Task: Continue the article on the Tulare Transit Center from the point where it stops.

Transit center in Tulare, California

Tulare Transit Center is a public transportation facility in downtown Tulare, California, United States. Located at 360 North K Street, the center serves as a transit hub for local Tulare routes and regional commuter services operated by the Tulare County Regional Transit Agency (TCRTA), which operates under the name RIDE Tulare County.

The original downtown transit center was constructed in 1999 to facilitate connections between bus services. An additional intermodal transit facility opened directly across from it in 2007 as part of a downtown redevelopment strategy.

The Tulare Transit Center functions as a primary transfer location for Tulare fixed-route operations. The facility provides local and regional transit connections throughout Tulare County. The center provides connections between routes serving Tulare and surrounding communities, including Visalia, Tipton, Pixley, Earlimart, and Delano.

==History==

=== Development ===
The Tulare Downtown Transit Center was constructed in 1999 to improve connections between intercity public transportation services. Before its construction, buses used an on-street transfer location.

According to the Tulare County Association of Governments' 2011 Regional Transportation Plan, the downtown transit center was served by Tulare InterModal Express (TIME), Tulare County Area Transit (TCaT), and Visalia City Coach (VCC). These services provided local transportation within Tulare and connections to other communities in Tulare County.

In 2007, the City of Tulare opened the Tulare InterModal Transit Center directly across from the existing downtown transit center. The new facility formed part of a broader downtown redevelopment strategy that included the continued development of public transportation services.

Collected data

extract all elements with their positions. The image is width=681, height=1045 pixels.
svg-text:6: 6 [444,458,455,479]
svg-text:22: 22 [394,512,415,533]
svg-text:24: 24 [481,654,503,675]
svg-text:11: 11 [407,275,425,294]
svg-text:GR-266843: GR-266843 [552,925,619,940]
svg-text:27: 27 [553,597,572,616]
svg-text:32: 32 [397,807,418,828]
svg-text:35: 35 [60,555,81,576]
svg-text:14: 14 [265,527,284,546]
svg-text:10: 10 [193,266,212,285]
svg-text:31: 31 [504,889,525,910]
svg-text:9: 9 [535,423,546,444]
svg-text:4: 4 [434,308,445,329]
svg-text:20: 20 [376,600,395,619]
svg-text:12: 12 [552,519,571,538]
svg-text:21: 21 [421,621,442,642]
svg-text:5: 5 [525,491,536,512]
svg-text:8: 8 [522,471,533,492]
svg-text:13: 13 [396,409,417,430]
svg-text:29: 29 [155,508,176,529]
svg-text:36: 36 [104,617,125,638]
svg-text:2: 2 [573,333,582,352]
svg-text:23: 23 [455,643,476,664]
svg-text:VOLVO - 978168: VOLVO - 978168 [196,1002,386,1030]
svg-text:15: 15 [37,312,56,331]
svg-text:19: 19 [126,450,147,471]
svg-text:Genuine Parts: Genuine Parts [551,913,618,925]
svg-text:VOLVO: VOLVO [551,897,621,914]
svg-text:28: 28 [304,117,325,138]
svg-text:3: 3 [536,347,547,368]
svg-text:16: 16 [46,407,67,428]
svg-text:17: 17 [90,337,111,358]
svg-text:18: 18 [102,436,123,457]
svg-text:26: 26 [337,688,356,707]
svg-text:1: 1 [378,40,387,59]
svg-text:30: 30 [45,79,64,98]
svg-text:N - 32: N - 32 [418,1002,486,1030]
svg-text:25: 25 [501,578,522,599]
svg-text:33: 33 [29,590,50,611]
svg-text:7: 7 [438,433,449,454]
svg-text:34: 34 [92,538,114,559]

Response to this task:
=== Regional transit consolidation ===
The Tulare County Regional Transit Agency was established through a joint powers agreement that became effective on August 17, 2020. Its founding members included the cities of Dinuba, Exeter, Farmersville, Lindsay, Tulare, and Woodlake, as well as Tulare County.

==Services==
The following routes serve the transit center:

- T1 North Tulare – via Regional Medical Center, Vallarta Supermarket, Sports Park, Pleasant Elementary School, and Maple School.

- T2 Southeast Tulare – via Tulare Fairgrounds, Cypress Elementary School, Valley Oak Apartments, and Senior Center.

- T3 West Tulare – via Centennial Park and Tulare Historical Museum.

- T4 Northeast Tulare – via Target, Walmart, and Tulare Outlets.

- T5 Southwest Tulare – via Family HealthCare Network, Parkwood Meadows Park, and Tulare City Hall.

- T6 East Tulare – via College of the Sequoias, Mission Oak High School, and Kohn Elementary School.

- 11X – via Tulare and Visalia.

TCRTA microtransit service is also available from the transit center.